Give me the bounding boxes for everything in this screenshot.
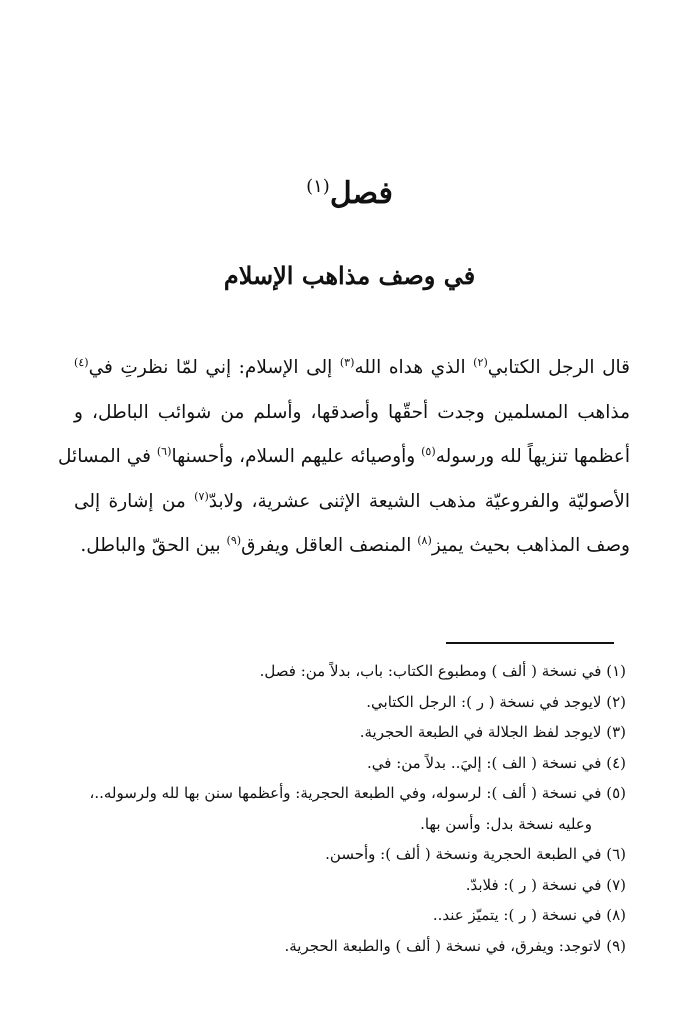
body-text-run: من إشارة إلى [74,490,195,512]
body-text-run: إلى الإسلام: إني لمّا نظرتِ في [88,357,340,378]
footnote-ref: (٩) [226,533,242,547]
chapter-title-text: فصل [329,176,393,211]
chapter-subtitle: في وصف مذاهب الإسلام [223,261,476,290]
body-text-run: الأصوليّة والفروعيّة مذهب الشيعة الإثنى عشرية، ولابدّ [208,490,631,512]
footnote-ref: (٧) [194,489,209,503]
body-line [74,391,630,436]
footnote: (٧) في نسخة ( ر ): فلابدّ. [465,875,626,894]
footnote-ref: (٣) [339,355,355,369]
footnotes-list [66,656,626,961]
footnote: (١) في نسخة ( ألف ) ومطبوع الكتاب: باب، بدلاً من: فصل. [259,662,626,680]
footnote-ref: (٥) [421,444,436,458]
footnote: (٤) في نسخة ( الف ): إليَ.. بدلاً من: في. [367,753,626,772]
footnote: (٢) لايوجد في نسخة ( ر ): الرجل الكتابي. [366,692,626,711]
footnote-ref: (٨) [417,533,432,547]
body-line [74,480,630,525]
footnote-ref: (٢) [473,355,488,369]
body-text-run: وصف المذاهب بحيث يميز [431,535,630,556]
body-text-run: الذي هداه الله [354,357,474,378]
body-paragraph [58,346,631,569]
body-text-run: المنصف العاقل ويفرق [241,535,418,556]
body-text-run: مذاهب المسلمين وجدت أحقّها وأصدقها، وأسلم من شوائب الباطل، و [74,401,630,423]
body-line [74,524,630,569]
footnote: (٦) في الطبعة الحجرية ونسخة ( ألف ): وأحسن. [325,845,626,863]
body-text-run: قال الرجل الكتابي [487,357,630,378]
body-line [58,435,630,480]
body-text-run: بين الحقّ والباطل. [80,535,227,556]
footnote: (٨) في نسخة ( ر ): يتميّز عند.. [432,906,626,924]
footnote-ref: (٦) [156,444,172,458]
chapter-title-note-ref: (١) [306,176,330,197]
body-text-run: وأوصيائه عليهم السلام، وأحسنها [171,446,422,467]
footnote-ref: (٤) [74,355,89,369]
footnote: (٩) لاتوجد: ويفرق، في نسخة ( ألف ) والطبعة الحجرية. [284,936,626,955]
footnote: (٣) لايوجد لفظ الجلالة في الطبعة الحجرية. [359,723,626,741]
body-line [74,346,630,391]
footnote: (٥) في نسخة ( ألف ): لرسوله، وفي الطبعة الحجرية: وأعظمها سنن بها لله ولرسوله..، [89,784,626,802]
footnote-continuation: وعليه نسخة بدل: وأسن بها. [420,814,592,833]
footnote-divider [446,642,614,644]
body-text-run: أعظمها تنزيهاً لله ورسوله [435,446,630,467]
body-text-run: في المسائل [58,446,157,467]
chapter-title [0,172,699,216]
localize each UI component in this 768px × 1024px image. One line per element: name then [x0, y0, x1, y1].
###
#### Work to do
Rewrite all of the lines above, changing every occurrence of "footnote-ref" to "note-marker" and leaving everything else unchanged. Omit the pictures.

#### The solution
Give me the bounding boxes for everything in this screenshot.
body-text-run: من إشارة إلى [74,490,195,512]
body-text-run: إلى الإسلام: إني لمّا نظرتِ في [88,357,340,378]
note-marker: (٩) [226,533,242,547]
chapter-title-text: فصل [329,176,393,211]
chapter-subtitle: في وصف مذاهب الإسلام [223,261,476,290]
body-text-run: الأصوليّة والفروعيّة مذهب الشيعة الإثنى عشرية، ولابدّ [208,490,631,512]
note-marker: (٧) [194,489,209,503]
body-line [74,391,630,436]
footnote: (٧) في نسخة ( ر ): فلابدّ. [465,875,626,894]
note-marker: (٣) [339,355,355,369]
footnotes-list [66,656,626,961]
footnote: (١) في نسخة ( ألف ) ومطبوع الكتاب: باب، بدلاً من: فصل. [259,662,626,680]
note-marker: (٥) [421,444,436,458]
footnote: (٤) في نسخة ( الف ): إليَ.. بدلاً من: في. [367,753,626,772]
footnote: (٢) لايوجد في نسخة ( ر ): الرجل الكتابي. [366,692,626,711]
note-marker: (٨) [417,533,432,547]
body-line [74,480,630,525]
note-marker: (٢) [473,355,488,369]
body-text-run: وصف المذاهب بحيث يميز [431,535,630,556]
body-text-run: الذي هداه الله [354,357,474,378]
body-paragraph [58,346,631,569]
body-text-run: المنصف العاقل ويفرق [241,535,418,556]
body-text-run: مذاهب المسلمين وجدت أحقّها وأصدقها، وأسلم من شوائب الباطل، و [74,401,630,423]
body-line [74,524,630,569]
footnote: (٦) في الطبعة الحجرية ونسخة ( ألف ): وأحسن. [325,845,626,863]
body-text-run: قال الرجل الكتابي [487,357,630,378]
body-line [58,435,630,480]
body-text-run: بين الحقّ والباطل. [80,535,227,556]
footnote: (٨) في نسخة ( ر ): يتميّز عند.. [432,906,626,924]
note-marker: (٦) [156,444,172,458]
chapter-title-note-ref: (١) [306,176,330,197]
body-text-run: وأوصيائه عليهم السلام، وأحسنها [171,446,422,467]
note-marker: (٤) [74,355,89,369]
footnote: (٩) لاتوجد: ويفرق، في نسخة ( ألف ) والطبعة الحجرية. [284,936,626,955]
footnote: (٣) لايوجد لفظ الجلالة في الطبعة الحجرية. [359,723,626,741]
body-line [74,346,630,391]
footnote: (٥) في نسخة ( ألف ): لرسوله، وفي الطبعة الحجرية: وأعظمها سنن بها لله ولرسوله..، [89,784,626,802]
footnote-continuation: وعليه نسخة بدل: وأسن بها. [420,814,592,833]
footnote-divider [446,642,614,644]
body-text-run: أعظمها تنزيهاً لله ورسوله [435,446,630,467]
body-text-run: في المسائل [58,446,157,467]
chapter-title [0,172,699,216]
localize each UI component in this 768px × 1024px image. One line per element: name then [x0, y0, x1, y1].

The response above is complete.